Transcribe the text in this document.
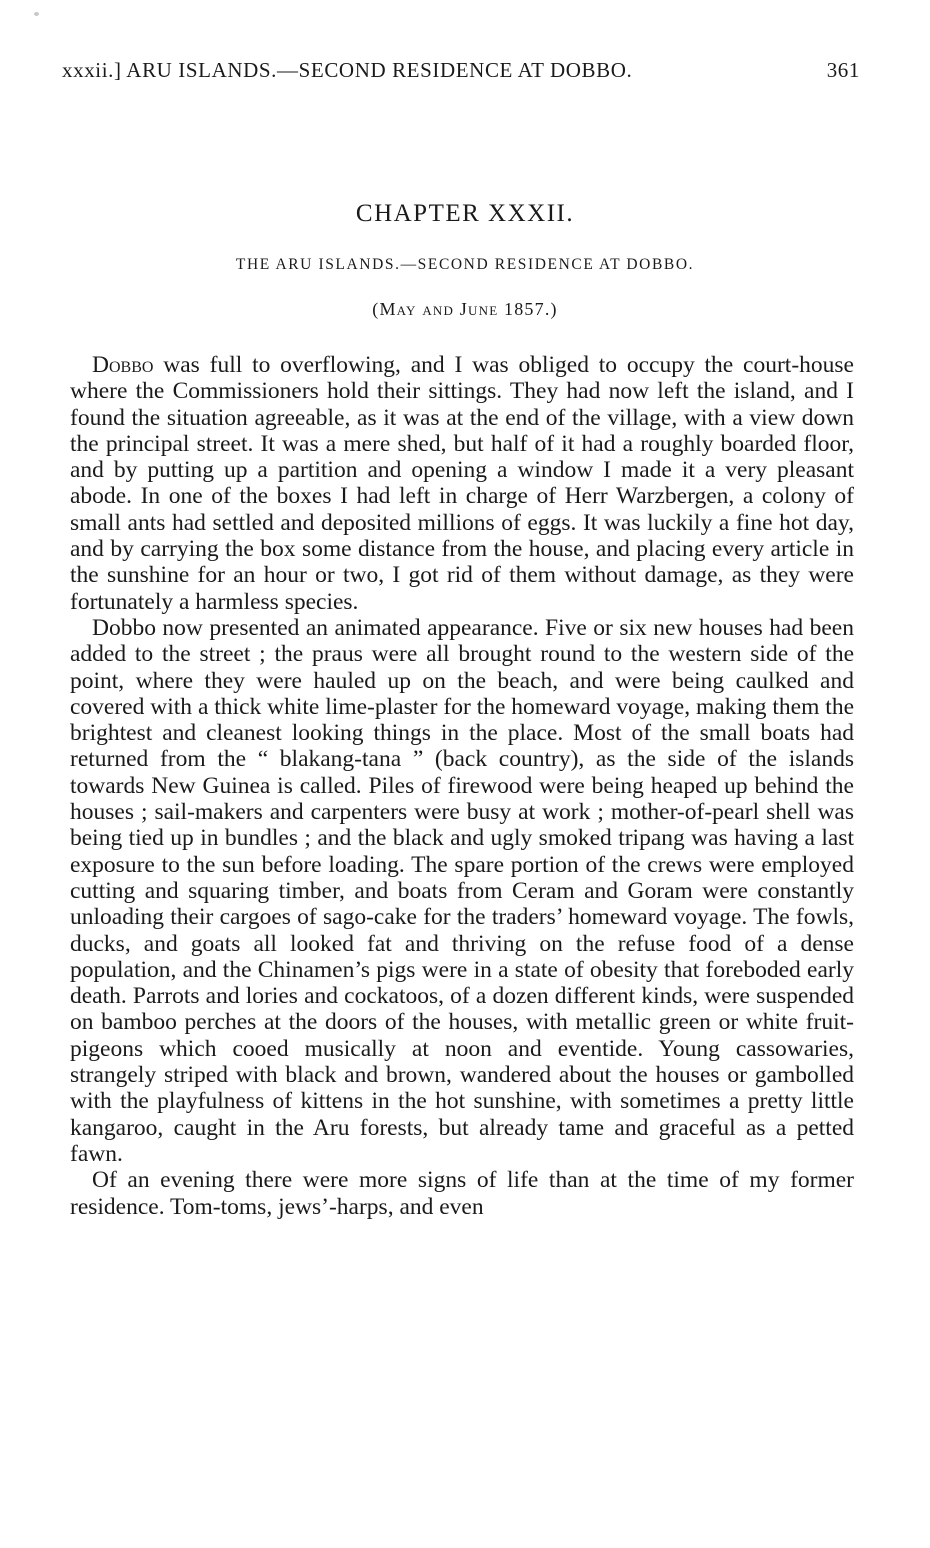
xxxii.] ARU ISLANDS.—SECOND RESIDENCE AT DOBBO.	361
CHAPTER XXXII.
THE ARU ISLANDS.—SECOND RESIDENCE AT DOBBO.
(May and June 1857.)

Dobbo was full to overflowing, and I was obliged to occupy the court-house where the Commissioners hold their sittings. They had now left the island, and I found the situation agreeable, as it was at the end of the village, with a view down the principal street. It was a mere shed, but half of it had a roughly boarded floor, and by putting up a partition and opening a window I made it a very pleasant abode. In one of the boxes I had left in charge of Herr Warzbergen, a colony of small ants had settled and deposited millions of eggs. It was luckily a fine hot day, and by carrying the box some distance from the house, and placing every article in the sunshine for an hour or two, I got rid of them without damage, as they were fortunately a harmless species.

Dobbo now presented an animated appearance. Five or six new houses had been added to the street ; the praus were all brought round to the western side of the point, where they were hauled up on the beach, and were being caulked and covered with a thick white lime-plaster for the homeward voyage, making them the brightest and cleanest looking things in the place. Most of the small boats had returned from the “ blakang-tana ” (back country), as the side of the islands towards New Guinea is called. Piles of firewood were being heaped up behind the houses ; sail-makers and carpenters were busy at work ; mother-of-pearl shell was being tied up in bundles ; and the black and ugly smoked tripang was having a last exposure to the sun before loading. The spare portion of the crews were employed cutting and squaring timber, and boats from Ceram and Goram were constantly unloading their cargoes of sago-cake for the traders’ homeward voyage. The fowls, ducks, and goats all looked fat and thriving on the refuse food of a dense population, and the Chinamen’s pigs were in a state of obesity that foreboded early death. Parrots and lories and cockatoos, of a dozen different kinds, were suspended on bamboo perches at the doors of the houses, with metallic green or white fruit-pigeons which cooed musically at noon and eventide. Young cassowaries, strangely striped with black and brown, wandered about the houses or gambolled with the playfulness of kittens in the hot sunshine, with sometimes a pretty little kangaroo, caught in the Aru forests, but already tame and graceful as a petted fawn.

Of an evening there were more signs of life than at the time of my former residence. Tom-toms, jews’-harps, and even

....................

#### To do:
Determine how many lines include the word "SECOND" and report that number by itself.

#### Output for this task:
2